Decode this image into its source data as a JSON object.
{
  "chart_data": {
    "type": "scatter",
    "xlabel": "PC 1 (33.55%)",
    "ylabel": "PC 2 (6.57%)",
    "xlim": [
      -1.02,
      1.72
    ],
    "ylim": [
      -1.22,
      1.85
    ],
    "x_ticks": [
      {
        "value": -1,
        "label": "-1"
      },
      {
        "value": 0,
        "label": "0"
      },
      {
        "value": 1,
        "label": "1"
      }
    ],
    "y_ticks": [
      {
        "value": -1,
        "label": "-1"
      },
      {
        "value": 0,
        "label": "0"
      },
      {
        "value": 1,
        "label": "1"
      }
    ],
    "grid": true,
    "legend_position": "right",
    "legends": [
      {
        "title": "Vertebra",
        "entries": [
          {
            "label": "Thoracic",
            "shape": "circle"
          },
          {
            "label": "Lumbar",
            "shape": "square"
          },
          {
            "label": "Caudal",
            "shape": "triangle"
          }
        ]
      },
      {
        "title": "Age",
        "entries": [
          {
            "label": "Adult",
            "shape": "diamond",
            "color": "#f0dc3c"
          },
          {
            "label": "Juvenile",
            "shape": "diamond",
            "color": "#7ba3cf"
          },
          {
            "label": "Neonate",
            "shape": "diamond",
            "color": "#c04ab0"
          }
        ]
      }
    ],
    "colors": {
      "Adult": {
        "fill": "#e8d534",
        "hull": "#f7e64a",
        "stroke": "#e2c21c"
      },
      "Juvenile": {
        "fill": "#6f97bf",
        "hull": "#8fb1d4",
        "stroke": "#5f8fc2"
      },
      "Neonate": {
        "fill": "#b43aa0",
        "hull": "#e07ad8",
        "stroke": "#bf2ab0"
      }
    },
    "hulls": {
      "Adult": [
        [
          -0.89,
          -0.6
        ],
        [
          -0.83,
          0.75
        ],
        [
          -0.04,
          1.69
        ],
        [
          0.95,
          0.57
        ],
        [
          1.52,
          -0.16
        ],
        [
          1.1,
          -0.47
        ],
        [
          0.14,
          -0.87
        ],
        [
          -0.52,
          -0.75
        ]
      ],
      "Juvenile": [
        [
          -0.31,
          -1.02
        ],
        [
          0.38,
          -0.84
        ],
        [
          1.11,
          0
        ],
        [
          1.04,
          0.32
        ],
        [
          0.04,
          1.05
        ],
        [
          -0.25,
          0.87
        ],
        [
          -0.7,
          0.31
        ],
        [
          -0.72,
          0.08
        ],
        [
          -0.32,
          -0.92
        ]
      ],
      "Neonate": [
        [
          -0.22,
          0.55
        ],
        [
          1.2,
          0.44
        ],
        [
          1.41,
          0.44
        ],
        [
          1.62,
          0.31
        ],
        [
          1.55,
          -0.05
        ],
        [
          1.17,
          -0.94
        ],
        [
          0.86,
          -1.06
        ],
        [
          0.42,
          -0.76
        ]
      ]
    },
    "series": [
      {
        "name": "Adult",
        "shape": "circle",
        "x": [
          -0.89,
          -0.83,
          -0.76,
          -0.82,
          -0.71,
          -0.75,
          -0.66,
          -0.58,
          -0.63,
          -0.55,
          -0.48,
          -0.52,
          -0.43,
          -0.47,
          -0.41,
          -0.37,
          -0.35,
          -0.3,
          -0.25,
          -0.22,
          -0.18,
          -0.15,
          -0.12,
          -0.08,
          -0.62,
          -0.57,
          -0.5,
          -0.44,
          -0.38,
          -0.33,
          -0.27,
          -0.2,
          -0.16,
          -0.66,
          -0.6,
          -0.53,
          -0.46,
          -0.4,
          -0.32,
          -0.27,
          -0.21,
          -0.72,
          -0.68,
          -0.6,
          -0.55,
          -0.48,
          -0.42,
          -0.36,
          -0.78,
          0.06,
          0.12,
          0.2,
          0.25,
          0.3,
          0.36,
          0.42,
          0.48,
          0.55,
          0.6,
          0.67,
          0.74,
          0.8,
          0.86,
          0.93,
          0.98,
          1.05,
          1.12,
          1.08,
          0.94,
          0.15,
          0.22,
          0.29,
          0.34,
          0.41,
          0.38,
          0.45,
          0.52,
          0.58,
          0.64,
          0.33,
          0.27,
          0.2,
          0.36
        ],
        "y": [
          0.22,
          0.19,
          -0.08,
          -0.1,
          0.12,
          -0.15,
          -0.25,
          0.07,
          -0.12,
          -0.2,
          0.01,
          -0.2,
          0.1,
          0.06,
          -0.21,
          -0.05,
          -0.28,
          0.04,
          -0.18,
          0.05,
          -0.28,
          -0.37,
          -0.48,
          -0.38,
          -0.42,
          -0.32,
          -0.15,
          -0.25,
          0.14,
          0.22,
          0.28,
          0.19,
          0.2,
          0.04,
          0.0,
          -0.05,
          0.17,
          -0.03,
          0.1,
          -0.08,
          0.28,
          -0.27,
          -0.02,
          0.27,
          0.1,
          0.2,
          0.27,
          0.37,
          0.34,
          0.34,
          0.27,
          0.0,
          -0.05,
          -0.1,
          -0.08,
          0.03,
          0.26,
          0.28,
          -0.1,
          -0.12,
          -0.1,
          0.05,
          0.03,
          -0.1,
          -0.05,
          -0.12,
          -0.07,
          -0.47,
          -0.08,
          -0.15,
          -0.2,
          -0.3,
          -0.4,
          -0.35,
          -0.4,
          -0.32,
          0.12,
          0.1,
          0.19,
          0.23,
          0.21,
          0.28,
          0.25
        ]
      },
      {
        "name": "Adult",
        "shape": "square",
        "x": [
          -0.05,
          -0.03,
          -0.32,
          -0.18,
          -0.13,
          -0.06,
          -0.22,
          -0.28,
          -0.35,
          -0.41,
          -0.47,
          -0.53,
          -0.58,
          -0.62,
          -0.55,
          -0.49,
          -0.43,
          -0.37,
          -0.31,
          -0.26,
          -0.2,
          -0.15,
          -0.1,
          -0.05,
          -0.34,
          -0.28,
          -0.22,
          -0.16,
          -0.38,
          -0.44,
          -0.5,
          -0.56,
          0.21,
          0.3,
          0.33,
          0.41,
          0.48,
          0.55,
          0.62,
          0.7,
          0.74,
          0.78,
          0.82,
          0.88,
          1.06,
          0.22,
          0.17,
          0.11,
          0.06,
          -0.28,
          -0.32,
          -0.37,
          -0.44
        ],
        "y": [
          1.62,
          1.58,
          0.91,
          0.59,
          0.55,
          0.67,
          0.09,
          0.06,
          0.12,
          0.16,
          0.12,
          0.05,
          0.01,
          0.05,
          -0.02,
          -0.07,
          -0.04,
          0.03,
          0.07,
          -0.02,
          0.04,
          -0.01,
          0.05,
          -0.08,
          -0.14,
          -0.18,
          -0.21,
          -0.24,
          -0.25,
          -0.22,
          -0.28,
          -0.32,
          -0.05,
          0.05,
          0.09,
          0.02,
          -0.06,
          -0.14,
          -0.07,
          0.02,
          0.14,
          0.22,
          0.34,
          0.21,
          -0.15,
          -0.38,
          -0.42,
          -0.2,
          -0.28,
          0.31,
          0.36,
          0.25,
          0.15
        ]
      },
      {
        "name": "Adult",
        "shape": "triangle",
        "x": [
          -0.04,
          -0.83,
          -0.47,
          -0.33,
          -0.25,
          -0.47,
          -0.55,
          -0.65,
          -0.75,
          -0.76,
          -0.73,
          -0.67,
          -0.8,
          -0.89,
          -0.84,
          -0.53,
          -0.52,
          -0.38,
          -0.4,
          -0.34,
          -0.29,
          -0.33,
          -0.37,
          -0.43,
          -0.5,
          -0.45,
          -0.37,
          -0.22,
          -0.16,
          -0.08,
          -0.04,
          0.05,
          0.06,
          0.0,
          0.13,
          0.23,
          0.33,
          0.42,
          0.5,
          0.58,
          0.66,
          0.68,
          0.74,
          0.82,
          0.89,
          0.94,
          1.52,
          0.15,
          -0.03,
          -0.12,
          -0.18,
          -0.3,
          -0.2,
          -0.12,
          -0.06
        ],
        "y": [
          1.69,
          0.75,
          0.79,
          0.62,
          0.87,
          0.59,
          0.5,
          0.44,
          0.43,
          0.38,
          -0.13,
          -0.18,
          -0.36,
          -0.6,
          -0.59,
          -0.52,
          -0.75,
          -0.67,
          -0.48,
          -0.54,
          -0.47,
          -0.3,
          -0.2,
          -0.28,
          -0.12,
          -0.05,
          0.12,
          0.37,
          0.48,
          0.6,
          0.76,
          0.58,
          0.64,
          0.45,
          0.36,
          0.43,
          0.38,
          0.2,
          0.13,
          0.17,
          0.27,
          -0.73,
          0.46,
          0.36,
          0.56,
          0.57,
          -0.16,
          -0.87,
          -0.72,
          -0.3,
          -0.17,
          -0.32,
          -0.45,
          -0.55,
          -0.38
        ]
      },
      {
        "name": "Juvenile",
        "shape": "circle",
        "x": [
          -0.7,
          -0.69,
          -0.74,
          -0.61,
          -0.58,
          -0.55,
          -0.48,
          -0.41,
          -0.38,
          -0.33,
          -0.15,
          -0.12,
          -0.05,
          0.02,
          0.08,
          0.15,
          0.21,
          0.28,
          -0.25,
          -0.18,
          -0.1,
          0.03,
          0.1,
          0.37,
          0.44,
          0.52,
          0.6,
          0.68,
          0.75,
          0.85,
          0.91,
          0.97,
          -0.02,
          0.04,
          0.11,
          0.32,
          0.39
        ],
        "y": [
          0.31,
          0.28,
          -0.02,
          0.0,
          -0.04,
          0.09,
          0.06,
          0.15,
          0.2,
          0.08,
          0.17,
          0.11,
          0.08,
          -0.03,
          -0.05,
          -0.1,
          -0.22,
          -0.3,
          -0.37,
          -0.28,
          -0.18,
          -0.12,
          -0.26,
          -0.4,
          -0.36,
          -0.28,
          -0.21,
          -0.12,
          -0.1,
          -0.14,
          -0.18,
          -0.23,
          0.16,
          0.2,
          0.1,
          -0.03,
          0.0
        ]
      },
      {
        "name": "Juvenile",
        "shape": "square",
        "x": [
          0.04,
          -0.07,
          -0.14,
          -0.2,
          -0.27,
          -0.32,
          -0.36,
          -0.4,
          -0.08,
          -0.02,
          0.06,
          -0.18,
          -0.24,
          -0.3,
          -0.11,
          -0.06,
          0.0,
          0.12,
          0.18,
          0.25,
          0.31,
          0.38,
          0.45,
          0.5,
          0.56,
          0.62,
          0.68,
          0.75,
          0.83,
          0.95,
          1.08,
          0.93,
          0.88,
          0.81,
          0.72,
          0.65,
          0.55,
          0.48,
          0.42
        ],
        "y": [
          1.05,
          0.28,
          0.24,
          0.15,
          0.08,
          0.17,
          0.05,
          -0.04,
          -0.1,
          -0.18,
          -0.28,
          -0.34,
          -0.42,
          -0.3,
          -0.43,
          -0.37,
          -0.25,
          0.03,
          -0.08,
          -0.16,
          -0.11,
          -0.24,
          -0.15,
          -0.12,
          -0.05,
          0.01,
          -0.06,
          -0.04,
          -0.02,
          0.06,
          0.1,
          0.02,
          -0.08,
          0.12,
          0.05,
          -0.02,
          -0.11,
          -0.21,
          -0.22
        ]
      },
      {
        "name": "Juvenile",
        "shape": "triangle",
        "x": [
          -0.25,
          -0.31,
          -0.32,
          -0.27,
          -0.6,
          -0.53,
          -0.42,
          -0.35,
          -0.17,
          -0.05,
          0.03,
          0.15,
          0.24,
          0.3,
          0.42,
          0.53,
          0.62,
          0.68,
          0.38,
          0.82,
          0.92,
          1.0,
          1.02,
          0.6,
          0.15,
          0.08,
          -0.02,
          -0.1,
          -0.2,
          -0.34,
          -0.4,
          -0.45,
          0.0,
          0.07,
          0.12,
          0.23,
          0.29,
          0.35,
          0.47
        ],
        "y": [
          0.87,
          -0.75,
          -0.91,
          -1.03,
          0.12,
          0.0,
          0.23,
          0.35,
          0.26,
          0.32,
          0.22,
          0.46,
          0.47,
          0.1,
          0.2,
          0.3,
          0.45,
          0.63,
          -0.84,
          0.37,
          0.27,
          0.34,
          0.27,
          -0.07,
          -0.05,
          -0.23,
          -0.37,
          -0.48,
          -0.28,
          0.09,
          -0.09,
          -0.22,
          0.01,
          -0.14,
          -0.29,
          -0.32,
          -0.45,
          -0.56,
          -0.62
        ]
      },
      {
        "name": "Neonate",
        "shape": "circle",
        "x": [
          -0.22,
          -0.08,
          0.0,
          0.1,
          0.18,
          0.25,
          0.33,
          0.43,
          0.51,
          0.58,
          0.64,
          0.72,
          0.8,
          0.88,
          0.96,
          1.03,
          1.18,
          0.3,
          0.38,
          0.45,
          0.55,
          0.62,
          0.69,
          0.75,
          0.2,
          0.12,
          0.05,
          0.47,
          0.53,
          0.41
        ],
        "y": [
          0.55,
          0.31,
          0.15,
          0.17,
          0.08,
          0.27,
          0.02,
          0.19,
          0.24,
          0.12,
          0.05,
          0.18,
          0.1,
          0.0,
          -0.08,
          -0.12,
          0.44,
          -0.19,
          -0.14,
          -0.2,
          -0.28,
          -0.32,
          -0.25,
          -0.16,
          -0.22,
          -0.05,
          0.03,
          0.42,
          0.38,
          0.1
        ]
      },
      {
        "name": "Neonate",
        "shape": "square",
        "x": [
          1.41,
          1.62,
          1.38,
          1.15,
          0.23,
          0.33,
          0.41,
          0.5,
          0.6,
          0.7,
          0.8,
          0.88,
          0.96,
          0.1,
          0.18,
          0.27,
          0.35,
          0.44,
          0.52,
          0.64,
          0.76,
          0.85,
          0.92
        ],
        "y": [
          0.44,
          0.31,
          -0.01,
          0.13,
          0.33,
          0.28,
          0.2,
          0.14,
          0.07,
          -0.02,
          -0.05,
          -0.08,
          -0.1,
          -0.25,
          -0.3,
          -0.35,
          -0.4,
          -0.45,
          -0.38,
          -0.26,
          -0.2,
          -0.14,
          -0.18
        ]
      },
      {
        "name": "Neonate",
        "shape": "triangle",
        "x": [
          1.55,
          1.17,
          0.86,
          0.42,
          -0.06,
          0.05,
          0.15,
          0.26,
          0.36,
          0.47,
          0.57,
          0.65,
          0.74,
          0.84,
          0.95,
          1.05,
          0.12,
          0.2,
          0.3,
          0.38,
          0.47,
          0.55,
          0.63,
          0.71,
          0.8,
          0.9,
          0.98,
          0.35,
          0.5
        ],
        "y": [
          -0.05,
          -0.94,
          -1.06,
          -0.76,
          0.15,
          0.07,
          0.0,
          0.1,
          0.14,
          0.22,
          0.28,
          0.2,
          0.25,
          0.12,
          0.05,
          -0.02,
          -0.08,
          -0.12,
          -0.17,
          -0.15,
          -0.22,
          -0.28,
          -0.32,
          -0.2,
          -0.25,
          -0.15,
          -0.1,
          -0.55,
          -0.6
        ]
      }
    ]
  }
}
• • • •
## Task brief
Look through the entries and work out how many lines have the word "stroke" in them; reply with that number only.

## Solution
3